---------- Task inputs ----------
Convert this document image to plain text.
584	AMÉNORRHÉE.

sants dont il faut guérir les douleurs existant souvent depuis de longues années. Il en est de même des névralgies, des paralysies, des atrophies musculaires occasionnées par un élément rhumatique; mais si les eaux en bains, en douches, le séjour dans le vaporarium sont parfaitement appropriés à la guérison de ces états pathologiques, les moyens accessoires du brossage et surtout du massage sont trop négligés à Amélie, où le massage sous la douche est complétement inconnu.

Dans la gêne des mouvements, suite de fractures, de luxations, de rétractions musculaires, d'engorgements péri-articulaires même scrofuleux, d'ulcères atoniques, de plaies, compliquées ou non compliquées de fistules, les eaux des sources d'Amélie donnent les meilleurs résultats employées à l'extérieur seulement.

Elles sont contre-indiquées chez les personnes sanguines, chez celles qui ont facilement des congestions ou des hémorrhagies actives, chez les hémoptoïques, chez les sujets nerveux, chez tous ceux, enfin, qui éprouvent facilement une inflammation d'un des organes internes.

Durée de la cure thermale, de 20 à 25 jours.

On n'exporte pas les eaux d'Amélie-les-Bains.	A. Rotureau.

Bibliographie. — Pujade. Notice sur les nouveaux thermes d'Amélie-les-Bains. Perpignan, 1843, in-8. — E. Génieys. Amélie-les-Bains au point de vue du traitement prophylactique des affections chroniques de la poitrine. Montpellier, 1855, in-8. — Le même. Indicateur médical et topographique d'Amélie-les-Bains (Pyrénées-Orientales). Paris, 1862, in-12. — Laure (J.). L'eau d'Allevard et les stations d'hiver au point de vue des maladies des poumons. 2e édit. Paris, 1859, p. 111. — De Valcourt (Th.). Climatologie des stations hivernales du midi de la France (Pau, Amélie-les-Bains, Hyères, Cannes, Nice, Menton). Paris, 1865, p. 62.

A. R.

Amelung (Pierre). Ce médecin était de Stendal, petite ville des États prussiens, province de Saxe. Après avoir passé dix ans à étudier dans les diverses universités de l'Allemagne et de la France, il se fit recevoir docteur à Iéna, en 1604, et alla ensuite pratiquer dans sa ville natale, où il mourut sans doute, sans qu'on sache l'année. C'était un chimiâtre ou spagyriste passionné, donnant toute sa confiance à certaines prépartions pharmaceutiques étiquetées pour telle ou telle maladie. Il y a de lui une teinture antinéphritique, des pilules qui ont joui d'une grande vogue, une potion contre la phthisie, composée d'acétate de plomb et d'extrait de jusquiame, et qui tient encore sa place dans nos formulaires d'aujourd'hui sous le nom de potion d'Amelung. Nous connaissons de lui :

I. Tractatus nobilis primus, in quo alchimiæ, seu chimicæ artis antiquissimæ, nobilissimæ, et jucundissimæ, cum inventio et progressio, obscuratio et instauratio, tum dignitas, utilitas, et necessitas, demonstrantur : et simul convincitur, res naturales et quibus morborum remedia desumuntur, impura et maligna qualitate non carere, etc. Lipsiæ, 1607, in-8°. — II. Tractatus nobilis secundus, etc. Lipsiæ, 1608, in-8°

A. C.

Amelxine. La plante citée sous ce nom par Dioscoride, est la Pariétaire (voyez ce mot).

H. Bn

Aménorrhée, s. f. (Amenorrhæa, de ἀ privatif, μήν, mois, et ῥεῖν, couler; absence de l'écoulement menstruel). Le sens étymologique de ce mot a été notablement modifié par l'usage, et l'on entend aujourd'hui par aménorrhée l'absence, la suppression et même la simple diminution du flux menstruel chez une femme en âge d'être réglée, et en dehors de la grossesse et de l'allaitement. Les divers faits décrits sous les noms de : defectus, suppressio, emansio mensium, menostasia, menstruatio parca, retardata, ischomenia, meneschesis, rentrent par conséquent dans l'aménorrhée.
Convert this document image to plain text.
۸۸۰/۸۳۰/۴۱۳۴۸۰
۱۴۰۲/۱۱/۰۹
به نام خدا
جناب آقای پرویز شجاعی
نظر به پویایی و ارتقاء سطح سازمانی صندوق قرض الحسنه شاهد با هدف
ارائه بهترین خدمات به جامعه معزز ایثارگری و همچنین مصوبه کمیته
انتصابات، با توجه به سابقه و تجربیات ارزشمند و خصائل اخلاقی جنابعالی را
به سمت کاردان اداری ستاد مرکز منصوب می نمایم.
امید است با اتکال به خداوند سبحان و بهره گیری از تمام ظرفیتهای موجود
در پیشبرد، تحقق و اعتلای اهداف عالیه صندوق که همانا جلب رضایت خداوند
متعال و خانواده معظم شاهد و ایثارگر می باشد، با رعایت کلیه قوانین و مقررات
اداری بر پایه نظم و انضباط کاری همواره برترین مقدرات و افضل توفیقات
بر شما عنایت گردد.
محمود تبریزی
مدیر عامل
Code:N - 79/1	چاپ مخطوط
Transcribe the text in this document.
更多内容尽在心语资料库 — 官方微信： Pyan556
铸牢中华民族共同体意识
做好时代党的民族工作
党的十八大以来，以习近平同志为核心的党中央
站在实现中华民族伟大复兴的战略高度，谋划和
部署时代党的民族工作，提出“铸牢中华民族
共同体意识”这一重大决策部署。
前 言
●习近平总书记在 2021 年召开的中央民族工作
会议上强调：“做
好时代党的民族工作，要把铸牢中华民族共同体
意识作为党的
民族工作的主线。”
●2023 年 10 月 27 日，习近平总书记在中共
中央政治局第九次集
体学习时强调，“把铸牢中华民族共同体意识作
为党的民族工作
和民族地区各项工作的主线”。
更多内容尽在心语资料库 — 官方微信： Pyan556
----------
Written problem >> Find how many lines hold the string "شاهد", and state that number alone.

Complete output >> 2